## BEGIN

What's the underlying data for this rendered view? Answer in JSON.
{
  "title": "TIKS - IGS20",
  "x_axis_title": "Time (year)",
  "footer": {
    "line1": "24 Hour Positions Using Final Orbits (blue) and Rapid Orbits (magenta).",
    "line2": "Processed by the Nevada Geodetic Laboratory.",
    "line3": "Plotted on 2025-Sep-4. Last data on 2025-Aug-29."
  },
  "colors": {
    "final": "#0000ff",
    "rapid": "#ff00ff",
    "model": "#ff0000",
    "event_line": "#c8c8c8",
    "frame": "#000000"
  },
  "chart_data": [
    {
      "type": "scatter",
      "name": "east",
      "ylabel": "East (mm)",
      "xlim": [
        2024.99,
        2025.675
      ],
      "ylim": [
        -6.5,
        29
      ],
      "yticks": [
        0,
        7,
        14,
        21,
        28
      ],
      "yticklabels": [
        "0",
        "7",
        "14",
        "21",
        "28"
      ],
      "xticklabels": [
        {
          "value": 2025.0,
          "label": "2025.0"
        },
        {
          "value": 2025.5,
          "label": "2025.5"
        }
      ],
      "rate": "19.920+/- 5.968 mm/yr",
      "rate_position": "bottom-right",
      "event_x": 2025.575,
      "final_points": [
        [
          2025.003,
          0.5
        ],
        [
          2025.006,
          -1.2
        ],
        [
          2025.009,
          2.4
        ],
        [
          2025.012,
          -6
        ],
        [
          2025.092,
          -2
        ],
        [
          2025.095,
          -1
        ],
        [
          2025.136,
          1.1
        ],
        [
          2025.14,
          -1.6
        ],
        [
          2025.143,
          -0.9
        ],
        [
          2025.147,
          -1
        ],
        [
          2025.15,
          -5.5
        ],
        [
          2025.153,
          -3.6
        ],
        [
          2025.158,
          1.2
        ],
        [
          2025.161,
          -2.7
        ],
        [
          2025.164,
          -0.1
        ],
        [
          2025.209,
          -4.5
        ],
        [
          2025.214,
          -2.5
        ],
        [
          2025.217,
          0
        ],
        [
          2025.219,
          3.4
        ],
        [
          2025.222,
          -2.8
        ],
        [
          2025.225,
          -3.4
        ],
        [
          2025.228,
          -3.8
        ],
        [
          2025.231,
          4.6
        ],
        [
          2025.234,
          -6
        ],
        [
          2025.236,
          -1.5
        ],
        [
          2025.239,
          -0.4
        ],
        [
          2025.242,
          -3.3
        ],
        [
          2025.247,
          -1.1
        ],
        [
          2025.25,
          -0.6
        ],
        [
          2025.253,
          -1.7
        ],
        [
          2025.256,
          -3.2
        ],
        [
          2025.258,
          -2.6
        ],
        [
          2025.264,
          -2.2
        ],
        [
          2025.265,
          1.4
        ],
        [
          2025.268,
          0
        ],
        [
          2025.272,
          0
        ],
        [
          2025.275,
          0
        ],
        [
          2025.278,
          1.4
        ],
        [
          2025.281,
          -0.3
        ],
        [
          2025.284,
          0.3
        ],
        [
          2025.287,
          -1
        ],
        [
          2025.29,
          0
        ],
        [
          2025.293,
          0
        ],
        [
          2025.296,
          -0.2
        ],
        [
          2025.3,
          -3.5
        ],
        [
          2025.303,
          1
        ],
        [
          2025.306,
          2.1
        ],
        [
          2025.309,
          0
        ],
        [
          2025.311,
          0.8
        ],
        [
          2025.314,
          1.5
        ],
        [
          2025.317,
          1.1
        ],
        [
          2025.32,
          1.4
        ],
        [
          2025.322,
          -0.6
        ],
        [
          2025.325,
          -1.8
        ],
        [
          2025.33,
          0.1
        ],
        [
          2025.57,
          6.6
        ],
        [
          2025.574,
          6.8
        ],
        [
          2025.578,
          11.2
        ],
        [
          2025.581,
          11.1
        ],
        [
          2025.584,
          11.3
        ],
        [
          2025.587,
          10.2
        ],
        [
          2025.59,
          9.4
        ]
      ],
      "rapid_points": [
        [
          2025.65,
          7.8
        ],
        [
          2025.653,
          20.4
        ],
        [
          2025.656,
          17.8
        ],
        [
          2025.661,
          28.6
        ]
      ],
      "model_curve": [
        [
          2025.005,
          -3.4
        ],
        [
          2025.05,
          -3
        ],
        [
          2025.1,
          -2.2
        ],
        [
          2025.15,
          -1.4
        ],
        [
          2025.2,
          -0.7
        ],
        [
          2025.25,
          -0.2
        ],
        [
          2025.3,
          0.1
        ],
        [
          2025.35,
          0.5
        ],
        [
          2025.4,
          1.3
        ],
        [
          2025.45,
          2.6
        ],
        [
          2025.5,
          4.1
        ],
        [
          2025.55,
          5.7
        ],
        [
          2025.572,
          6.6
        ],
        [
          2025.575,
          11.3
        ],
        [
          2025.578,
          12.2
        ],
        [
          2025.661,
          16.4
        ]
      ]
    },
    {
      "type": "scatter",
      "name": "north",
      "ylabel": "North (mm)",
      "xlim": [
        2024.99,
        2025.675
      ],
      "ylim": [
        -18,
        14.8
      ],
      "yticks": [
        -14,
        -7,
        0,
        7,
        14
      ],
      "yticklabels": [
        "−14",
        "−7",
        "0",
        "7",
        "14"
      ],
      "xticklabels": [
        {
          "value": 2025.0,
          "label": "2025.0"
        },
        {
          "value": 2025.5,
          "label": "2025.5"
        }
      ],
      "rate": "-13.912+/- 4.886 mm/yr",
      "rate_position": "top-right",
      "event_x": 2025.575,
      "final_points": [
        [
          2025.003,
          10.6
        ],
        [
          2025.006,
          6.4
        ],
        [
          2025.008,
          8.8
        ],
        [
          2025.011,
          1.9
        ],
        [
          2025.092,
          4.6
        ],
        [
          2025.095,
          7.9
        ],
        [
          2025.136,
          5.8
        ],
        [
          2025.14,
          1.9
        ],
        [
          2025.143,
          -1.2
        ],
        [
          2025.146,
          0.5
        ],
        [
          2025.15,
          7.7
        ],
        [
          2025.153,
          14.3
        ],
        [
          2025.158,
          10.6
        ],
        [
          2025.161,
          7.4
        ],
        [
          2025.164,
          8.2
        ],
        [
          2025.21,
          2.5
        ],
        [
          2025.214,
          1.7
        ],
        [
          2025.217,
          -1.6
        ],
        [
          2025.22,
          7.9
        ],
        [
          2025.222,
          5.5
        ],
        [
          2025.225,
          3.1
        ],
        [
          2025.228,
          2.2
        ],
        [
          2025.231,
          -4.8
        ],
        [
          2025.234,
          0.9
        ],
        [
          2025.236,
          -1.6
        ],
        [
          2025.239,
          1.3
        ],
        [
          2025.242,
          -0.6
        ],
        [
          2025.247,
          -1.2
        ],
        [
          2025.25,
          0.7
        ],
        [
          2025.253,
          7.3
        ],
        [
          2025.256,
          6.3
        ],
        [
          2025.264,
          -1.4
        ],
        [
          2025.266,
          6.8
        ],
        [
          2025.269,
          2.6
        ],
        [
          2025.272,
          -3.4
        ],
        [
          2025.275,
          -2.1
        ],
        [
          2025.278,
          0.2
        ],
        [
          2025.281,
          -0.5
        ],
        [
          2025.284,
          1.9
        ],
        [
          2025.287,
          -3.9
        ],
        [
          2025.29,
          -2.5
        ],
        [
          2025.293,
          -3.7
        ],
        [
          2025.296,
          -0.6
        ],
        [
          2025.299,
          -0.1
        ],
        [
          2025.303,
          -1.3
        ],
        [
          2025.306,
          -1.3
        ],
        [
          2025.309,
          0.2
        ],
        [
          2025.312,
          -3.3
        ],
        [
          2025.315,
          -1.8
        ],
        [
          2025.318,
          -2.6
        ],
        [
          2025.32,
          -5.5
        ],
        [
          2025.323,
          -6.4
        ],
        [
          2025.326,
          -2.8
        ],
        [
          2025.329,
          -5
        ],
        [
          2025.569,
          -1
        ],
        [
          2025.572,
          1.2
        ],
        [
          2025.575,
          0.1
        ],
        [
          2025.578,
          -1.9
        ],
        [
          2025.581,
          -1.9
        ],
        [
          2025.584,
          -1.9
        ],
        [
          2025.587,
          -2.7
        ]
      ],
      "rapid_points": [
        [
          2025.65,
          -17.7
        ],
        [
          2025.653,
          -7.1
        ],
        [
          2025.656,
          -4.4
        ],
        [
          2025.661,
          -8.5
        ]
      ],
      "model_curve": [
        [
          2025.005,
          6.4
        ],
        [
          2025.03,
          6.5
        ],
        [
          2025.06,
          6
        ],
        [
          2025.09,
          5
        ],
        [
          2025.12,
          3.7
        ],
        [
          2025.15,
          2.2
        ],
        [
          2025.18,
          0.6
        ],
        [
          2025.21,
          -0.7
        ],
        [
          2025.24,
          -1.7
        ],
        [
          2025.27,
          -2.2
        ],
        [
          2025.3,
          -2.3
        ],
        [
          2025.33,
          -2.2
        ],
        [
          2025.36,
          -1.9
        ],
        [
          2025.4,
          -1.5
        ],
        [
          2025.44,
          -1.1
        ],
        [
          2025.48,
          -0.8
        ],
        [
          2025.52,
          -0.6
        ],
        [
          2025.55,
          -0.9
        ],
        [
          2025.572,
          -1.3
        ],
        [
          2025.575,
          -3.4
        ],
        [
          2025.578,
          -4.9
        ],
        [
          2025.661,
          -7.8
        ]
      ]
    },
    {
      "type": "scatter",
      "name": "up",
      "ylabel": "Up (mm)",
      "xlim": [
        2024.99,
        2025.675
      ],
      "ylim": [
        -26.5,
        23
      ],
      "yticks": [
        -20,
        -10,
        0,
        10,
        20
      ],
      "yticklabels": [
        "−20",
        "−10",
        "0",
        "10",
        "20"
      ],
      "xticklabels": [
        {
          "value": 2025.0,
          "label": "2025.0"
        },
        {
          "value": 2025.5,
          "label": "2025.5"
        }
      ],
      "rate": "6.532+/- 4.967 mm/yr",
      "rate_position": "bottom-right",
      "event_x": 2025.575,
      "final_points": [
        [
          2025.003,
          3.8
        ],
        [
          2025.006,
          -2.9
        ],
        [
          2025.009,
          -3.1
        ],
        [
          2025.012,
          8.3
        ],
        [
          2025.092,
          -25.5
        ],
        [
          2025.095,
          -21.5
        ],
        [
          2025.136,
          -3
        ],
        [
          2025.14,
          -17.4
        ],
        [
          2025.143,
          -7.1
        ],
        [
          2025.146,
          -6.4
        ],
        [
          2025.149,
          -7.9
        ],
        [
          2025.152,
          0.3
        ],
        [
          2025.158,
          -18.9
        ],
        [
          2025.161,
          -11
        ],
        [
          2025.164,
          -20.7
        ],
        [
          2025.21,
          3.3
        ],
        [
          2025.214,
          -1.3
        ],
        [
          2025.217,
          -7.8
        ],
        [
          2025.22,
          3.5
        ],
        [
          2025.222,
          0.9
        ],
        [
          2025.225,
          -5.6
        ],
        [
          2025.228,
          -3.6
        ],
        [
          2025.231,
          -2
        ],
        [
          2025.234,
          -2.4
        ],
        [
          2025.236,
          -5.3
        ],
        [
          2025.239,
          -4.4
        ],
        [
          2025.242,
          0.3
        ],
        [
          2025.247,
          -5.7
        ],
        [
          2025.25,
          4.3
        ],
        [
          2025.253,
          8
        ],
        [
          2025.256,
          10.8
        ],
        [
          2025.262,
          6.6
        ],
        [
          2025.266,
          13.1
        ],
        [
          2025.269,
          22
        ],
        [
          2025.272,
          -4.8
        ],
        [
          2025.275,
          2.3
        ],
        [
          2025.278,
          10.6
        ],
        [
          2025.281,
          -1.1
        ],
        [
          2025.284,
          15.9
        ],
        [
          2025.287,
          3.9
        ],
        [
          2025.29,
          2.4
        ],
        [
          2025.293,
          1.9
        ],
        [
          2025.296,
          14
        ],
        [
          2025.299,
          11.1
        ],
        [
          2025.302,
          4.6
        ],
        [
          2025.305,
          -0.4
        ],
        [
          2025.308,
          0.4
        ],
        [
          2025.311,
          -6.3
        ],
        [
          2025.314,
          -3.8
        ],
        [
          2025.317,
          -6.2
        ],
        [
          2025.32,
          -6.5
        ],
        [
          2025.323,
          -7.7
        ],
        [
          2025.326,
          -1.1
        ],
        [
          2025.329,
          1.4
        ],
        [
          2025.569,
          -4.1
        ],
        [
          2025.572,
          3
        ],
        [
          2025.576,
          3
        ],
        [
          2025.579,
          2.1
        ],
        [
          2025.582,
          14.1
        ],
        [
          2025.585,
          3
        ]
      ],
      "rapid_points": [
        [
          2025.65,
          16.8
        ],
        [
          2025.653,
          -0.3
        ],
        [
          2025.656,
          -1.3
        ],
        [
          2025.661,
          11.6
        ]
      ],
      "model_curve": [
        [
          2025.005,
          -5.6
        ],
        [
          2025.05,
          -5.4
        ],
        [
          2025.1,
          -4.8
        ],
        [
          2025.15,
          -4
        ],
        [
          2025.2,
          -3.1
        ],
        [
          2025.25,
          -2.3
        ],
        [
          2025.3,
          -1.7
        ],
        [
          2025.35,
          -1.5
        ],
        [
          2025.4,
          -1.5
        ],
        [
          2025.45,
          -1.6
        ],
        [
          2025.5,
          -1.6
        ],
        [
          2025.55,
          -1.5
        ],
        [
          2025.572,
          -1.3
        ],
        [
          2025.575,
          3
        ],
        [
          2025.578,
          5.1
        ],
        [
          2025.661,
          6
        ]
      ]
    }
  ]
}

## END

WRITTEN EXERCISE
Copy each line containing the word "ylabel" from the data.

EXERCISE RESPONSE
      "ylabel": "East (mm)",
      "ylabel": "North (mm)",
      "ylabel": "Up (mm)",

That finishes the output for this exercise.